Work instructions: Return every line of the material exactly.

Extracted records:
○ ○ ○ ○ ○ ○ ○
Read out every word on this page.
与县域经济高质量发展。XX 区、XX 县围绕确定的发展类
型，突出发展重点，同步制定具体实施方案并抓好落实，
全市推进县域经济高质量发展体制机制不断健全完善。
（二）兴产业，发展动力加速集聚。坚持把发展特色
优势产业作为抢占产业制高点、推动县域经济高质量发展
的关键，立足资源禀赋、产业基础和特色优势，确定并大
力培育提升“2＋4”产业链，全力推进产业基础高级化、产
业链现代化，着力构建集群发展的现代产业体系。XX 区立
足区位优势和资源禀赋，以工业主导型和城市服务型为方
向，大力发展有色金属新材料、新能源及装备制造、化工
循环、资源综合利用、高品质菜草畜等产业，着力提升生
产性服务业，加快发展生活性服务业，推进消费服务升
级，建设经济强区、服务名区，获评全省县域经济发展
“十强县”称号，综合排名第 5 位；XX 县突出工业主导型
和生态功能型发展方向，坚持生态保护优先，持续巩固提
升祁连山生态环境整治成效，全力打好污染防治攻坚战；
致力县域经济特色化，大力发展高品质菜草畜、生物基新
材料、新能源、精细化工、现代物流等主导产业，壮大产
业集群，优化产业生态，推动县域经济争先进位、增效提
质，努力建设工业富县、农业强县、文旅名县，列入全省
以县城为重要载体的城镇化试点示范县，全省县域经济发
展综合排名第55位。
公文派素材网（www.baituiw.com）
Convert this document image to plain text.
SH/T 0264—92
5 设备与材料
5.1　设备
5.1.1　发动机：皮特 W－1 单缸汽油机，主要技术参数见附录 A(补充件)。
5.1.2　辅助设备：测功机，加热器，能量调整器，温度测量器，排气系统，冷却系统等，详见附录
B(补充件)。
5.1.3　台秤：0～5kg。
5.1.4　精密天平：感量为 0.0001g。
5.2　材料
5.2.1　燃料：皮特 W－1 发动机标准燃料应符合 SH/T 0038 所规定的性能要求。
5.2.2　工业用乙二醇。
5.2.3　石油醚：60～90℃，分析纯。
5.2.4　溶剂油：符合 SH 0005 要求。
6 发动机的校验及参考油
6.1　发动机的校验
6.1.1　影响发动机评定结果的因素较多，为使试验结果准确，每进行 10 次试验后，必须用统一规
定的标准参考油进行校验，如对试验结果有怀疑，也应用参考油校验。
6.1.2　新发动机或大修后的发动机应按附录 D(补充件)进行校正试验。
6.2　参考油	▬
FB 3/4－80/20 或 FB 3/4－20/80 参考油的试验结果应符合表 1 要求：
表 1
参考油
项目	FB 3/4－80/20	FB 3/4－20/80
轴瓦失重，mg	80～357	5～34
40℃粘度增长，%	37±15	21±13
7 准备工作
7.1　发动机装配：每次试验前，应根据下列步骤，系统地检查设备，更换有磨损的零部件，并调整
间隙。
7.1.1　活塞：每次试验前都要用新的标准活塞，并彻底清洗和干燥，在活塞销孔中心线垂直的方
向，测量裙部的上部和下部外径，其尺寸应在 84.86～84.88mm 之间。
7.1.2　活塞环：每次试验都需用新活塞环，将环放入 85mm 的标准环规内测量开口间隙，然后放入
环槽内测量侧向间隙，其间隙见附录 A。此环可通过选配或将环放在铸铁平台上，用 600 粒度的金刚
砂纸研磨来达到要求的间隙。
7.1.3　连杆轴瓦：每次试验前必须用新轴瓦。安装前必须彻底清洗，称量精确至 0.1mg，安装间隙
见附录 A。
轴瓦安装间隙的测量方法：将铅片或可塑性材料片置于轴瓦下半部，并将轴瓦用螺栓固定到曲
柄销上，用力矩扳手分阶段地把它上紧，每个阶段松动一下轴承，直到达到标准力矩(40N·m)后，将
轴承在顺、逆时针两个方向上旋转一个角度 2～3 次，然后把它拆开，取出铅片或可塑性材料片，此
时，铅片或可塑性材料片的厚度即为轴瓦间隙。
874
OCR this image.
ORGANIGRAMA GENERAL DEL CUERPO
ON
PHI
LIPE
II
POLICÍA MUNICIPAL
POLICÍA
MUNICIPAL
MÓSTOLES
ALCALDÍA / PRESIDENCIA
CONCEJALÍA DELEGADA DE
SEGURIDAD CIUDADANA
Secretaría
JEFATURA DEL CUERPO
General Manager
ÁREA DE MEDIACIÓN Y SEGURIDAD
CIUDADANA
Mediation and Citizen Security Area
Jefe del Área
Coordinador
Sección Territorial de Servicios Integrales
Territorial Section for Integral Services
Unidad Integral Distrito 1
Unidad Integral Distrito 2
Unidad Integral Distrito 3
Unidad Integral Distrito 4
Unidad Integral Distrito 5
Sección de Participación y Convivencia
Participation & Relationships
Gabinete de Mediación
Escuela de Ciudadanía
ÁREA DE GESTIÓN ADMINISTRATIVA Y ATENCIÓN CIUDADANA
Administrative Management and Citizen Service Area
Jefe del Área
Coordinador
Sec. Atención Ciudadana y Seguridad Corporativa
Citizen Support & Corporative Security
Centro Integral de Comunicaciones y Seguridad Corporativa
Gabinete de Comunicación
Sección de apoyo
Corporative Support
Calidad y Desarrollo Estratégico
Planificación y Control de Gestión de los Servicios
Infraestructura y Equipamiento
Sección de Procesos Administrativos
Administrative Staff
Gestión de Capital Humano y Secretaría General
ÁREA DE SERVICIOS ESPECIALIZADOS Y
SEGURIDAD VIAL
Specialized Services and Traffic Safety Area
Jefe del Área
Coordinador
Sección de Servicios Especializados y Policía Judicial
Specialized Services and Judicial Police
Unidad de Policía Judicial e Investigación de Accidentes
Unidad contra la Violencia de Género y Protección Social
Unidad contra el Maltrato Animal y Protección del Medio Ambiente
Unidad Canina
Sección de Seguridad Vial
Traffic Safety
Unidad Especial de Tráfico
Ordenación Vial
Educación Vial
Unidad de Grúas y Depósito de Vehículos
○ ○ ○ ○ ○ ○ ○
Response:
Read out every word on this page.
与县域经济高质量发展。XX 区、XX 县围绕确定的发展类
型，突出发展重点，同步制定具体实施方案并抓好落实，
全市推进县域经济高质量发展体制机制不断健全完善。
（二）兴产业，发展动力加速集聚。坚持把发展特色
优势产业作为抢占产业制高点、推动县域经济高质量发展
的关键，立足资源禀赋、产业基础和特色优势，确定并大
力培育提升“2＋4”产业链，全力推进产业基础高级化、产
业链现代化，着力构建集群发展的现代产业体系。XX 区立
足区位优势和资源禀赋，以工业主导型和城市服务型为方
向，大力发展有色金属新材料、新能源及装备制造、化工
循环、资源综合利用、高品质菜草畜等产业，着力提升生
产性服务业，加快发展生活性服务业，推进消费服务升
级，建设经济强区、服务名区，获评全省县域经济发展
“十强县”称号，综合排名第 5 位；XX 县突出工业主导型
和生态功能型发展方向，坚持生态保护优先，持续巩固提
升祁连山生态环境整治成效，全力打好污染防治攻坚战；
致力县域经济特色化，大力发展高品质菜草畜、生物基新
材料、新能源、精细化工、现代物流等主导产业，壮大产
业集群，优化产业生态，推动县域经济争先进位、增效提
质，努力建设工业富县、农业强县、文旅名县，列入全省
以县城为重要载体的城镇化试点示范县，全省县域经济发
展综合排名第55位。
公文派素材网（www.baituiw.com）
Convert this document image to plain text.
SH/T 0264—92
5 设备与材料
5.1　设备
5.1.1　发动机：皮特 W－1 单缸汽油机，主要技术参数见附录 A(补充件)。
5.1.2　辅助设备：测功机，加热器，能量调整器，温度测量器，排气系统，冷却系统等，详见附录
B(补充件)。
5.1.3　台秤：0～5kg。
5.1.4　精密天平：感量为 0.0001g。
5.2　材料
5.2.1　燃料：皮特 W－1 发动机标准燃料应符合 SH/T 0038 所规定的性能要求。
5.2.2　工业用乙二醇。
5.2.3　石油醚：60～90℃，分析纯。
5.2.4　溶剂油：符合 SH 0005 要求。
6 发动机的校验及参考油
6.1　发动机的校验
6.1.1　影响发动机评定结果的因素较多，为使试验结果准确，每进行 10 次试验后，必须用统一规
定的标准参考油进行校验，如对试验结果有怀疑，也应用参考油校验。
6.1.2　新发动机或大修后的发动机应按附录 D(补充件)进行校正试验。
6.2　参考油	▬
FB 3/4－80/20 或 FB 3/4－20/80 参考油的试验结果应符合表 1 要求：
表 1
参考油
项目	FB 3/4－80/20	FB 3/4－20/80
轴瓦失重，mg	80～357	5～34
40℃粘度增长，%	37±15	21±13
7 准备工作
7.1　发动机装配：每次试验前，应根据下列步骤，系统地检查设备，更换有磨损的零部件，并调整
间隙。
7.1.1　活塞：每次试验前都要用新的标准活塞，并彻底清洗和干燥，在活塞销孔中心线垂直的方
向，测量裙部的上部和下部外径，其尺寸应在 84.86～84.88mm 之间。
7.1.2　活塞环：每次试验都需用新活塞环，将环放入 85mm 的标准环规内测量开口间隙，然后放入
环槽内测量侧向间隙，其间隙见附录 A。此环可通过选配或将环放在铸铁平台上，用 600 粒度的金刚
砂纸研磨来达到要求的间隙。
7.1.3　连杆轴瓦：每次试验前必须用新轴瓦。安装前必须彻底清洗，称量精确至 0.1mg，安装间隙
见附录 A。
轴瓦安装间隙的测量方法：将铅片或可塑性材料片置于轴瓦下半部，并将轴瓦用螺栓固定到曲
柄销上，用力矩扳手分阶段地把它上紧，每个阶段松动一下轴承，直到达到标准力矩(40N·m)后，将
轴承在顺、逆时针两个方向上旋转一个角度 2～3 次，然后把它拆开，取出铅片或可塑性材料片，此
时，铅片或可塑性材料片的厚度即为轴瓦间隙。
874
OCR this image.
ORGANIGRAMA GENERAL DEL CUERPO
ON
PHI
LIPE
II
POLICÍA MUNICIPAL
POLICÍA
MUNICIPAL
MÓSTOLES
ALCALDÍA / PRESIDENCIA
CONCEJALÍA DELEGADA DE
SEGURIDAD CIUDADANA
Secretaría
JEFATURA DEL CUERPO
General Manager
ÁREA DE MEDIACIÓN Y SEGURIDAD
CIUDADANA
Mediation and Citizen Security Area
Jefe del Área
Coordinador
Sección Territorial de Servicios Integrales
Territorial Section for Integral Services
Unidad Integral Distrito 1
Unidad Integral Distrito 2
Unidad Integral Distrito 3
Unidad Integral Distrito 4
Unidad Integral Distrito 5
Sección de Participación y Convivencia
Participation & Relationships
Gabinete de Mediación
Escuela de Ciudadanía
ÁREA DE GESTIÓN ADMINISTRATIVA Y ATENCIÓN CIUDADANA
Administrative Management and Citizen Service Area
Jefe del Área
Coordinador
Sec. Atención Ciudadana y Seguridad Corporativa
Citizen Support & Corporative Security
Centro Integral de Comunicaciones y Seguridad Corporativa
Gabinete de Comunicación
Sección de apoyo
Corporative Support
Calidad y Desarrollo Estratégico
Planificación y Control de Gestión de los Servicios
Infraestructura y Equipamiento
Sección de Procesos Administrativos
Administrative Staff
Gestión de Capital Humano y Secretaría General
ÁREA DE SERVICIOS ESPECIALIZADOS Y
SEGURIDAD VIAL
Specialized Services and Traffic Safety Area
Jefe del Área
Coordinador
Sección de Servicios Especializados y Policía Judicial
Specialized Services and Judicial Police
Unidad de Policía Judicial e Investigación de Accidentes
Unidad contra la Violencia de Género y Protección Social
Unidad contra el Maltrato Animal y Protección del Medio Ambiente
Unidad Canina
Sección de Seguridad Vial
Traffic Safety
Unidad Especial de Tráfico
Ordenación Vial
Educación Vial
Unidad de Grúas y Depósito de Vehículos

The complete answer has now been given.